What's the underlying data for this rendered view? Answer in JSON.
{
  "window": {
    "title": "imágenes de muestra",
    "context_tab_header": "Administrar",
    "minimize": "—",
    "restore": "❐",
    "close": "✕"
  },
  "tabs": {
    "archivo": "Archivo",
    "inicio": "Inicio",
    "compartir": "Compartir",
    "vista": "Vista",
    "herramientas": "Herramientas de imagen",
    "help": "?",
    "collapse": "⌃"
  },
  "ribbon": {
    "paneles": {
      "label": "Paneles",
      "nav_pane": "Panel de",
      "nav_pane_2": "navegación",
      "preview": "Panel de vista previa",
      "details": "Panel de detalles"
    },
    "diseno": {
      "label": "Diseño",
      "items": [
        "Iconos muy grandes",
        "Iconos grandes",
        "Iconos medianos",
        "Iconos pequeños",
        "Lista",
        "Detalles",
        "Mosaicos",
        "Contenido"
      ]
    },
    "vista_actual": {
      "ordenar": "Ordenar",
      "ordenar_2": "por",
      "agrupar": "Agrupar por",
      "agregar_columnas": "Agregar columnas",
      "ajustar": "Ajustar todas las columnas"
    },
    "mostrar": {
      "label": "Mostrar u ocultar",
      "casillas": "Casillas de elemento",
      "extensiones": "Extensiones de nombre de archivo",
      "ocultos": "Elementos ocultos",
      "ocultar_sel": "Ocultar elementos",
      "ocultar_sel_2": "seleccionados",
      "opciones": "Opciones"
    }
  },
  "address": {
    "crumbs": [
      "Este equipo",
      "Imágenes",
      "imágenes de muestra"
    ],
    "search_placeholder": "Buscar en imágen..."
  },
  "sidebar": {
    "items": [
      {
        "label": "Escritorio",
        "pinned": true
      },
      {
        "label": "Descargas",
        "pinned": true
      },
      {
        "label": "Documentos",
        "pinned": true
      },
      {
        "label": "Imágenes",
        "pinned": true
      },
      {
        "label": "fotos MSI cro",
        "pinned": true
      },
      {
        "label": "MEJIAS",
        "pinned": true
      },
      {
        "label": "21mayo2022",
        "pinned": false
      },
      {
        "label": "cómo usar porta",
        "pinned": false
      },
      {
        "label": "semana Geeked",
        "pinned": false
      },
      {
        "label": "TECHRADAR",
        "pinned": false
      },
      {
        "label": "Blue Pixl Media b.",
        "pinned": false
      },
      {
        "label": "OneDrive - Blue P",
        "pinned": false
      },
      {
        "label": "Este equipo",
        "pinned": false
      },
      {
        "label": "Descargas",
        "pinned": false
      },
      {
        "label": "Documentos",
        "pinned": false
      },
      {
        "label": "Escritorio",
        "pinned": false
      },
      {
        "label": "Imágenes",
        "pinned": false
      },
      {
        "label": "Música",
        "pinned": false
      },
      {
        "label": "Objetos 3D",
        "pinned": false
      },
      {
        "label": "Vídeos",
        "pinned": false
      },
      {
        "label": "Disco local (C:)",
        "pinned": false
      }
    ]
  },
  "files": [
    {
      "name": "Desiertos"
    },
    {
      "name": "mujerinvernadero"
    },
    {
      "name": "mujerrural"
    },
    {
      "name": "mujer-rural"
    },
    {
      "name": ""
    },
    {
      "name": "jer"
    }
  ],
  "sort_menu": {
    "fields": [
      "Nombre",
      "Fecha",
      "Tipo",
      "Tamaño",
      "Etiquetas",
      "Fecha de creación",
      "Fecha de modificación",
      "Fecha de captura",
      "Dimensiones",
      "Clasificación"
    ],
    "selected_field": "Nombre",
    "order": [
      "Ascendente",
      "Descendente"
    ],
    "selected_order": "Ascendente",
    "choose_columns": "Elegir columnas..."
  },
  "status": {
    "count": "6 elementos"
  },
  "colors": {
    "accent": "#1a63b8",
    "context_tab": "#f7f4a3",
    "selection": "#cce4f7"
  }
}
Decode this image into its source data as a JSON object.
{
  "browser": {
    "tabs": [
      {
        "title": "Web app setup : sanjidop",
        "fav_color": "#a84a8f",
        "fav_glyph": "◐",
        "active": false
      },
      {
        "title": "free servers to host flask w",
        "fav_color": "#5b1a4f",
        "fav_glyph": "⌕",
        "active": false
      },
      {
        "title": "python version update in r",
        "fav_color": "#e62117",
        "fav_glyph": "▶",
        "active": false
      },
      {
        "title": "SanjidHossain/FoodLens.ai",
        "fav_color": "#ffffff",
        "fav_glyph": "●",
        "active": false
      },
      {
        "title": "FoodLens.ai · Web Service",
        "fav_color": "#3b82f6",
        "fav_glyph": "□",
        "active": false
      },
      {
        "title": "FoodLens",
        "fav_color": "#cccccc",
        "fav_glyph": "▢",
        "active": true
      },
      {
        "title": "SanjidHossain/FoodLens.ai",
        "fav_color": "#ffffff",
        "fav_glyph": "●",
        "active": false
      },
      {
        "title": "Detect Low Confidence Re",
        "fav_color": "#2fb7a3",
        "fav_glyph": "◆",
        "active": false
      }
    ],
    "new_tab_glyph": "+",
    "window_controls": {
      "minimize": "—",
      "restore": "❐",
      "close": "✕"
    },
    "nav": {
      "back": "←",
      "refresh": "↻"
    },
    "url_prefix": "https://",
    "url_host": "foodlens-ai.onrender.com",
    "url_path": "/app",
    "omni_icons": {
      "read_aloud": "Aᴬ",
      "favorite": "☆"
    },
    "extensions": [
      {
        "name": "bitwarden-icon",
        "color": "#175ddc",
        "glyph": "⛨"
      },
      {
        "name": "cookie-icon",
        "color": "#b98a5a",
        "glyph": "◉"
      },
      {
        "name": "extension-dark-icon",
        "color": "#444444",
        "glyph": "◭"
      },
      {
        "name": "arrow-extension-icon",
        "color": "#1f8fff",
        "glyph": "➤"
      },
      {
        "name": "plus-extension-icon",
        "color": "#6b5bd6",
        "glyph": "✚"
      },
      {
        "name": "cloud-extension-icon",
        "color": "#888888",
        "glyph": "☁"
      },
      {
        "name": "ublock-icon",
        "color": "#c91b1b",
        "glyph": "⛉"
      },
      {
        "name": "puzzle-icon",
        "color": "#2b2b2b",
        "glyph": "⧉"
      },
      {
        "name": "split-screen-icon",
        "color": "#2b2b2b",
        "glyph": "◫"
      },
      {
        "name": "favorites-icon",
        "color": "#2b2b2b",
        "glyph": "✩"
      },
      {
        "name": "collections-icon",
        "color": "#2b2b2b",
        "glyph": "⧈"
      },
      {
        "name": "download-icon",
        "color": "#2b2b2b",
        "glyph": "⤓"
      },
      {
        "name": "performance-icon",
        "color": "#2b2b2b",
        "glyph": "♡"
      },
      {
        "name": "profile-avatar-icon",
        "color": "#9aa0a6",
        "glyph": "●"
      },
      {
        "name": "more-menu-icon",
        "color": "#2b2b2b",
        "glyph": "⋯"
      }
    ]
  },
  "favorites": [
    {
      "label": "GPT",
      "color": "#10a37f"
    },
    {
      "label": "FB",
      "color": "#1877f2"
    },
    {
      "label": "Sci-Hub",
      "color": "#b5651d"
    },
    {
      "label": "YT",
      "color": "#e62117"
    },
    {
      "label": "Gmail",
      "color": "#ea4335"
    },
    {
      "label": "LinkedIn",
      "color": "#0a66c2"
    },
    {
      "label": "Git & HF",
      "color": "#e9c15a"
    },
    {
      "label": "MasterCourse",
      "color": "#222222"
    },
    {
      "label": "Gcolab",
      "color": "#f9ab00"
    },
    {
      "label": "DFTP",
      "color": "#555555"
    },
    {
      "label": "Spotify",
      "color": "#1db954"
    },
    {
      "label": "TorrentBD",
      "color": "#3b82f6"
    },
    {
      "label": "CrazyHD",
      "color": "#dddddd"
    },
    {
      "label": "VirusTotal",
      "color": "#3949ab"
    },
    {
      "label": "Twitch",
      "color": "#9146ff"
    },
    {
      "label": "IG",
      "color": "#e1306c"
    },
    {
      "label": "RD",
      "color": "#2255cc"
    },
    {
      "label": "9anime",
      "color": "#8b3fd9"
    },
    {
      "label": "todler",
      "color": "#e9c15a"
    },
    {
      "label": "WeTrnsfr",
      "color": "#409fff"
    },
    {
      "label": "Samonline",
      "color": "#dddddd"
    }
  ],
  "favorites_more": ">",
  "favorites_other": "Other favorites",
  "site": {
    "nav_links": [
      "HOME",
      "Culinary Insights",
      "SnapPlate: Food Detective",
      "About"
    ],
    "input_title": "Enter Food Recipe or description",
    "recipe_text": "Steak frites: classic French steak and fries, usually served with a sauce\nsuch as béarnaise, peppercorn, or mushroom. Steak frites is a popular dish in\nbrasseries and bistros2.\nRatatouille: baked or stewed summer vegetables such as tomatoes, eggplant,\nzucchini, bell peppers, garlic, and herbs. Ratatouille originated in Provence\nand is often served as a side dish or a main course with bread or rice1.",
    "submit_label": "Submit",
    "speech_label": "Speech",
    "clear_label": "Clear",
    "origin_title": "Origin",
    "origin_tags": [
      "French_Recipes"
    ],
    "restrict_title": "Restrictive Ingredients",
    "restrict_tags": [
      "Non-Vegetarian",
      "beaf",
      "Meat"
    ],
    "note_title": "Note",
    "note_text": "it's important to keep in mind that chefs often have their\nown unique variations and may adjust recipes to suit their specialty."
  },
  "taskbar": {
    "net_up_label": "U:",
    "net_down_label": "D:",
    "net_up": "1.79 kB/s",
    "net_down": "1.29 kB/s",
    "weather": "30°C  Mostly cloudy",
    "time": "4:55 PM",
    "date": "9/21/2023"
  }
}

▶ **Task**:
Which lines in the records above hold the string "Blue"? Copy each of them.

▶ **Response for this exercise**:
        "label": "Blue Pixl Media b.",
        "label": "OneDrive - Blue P",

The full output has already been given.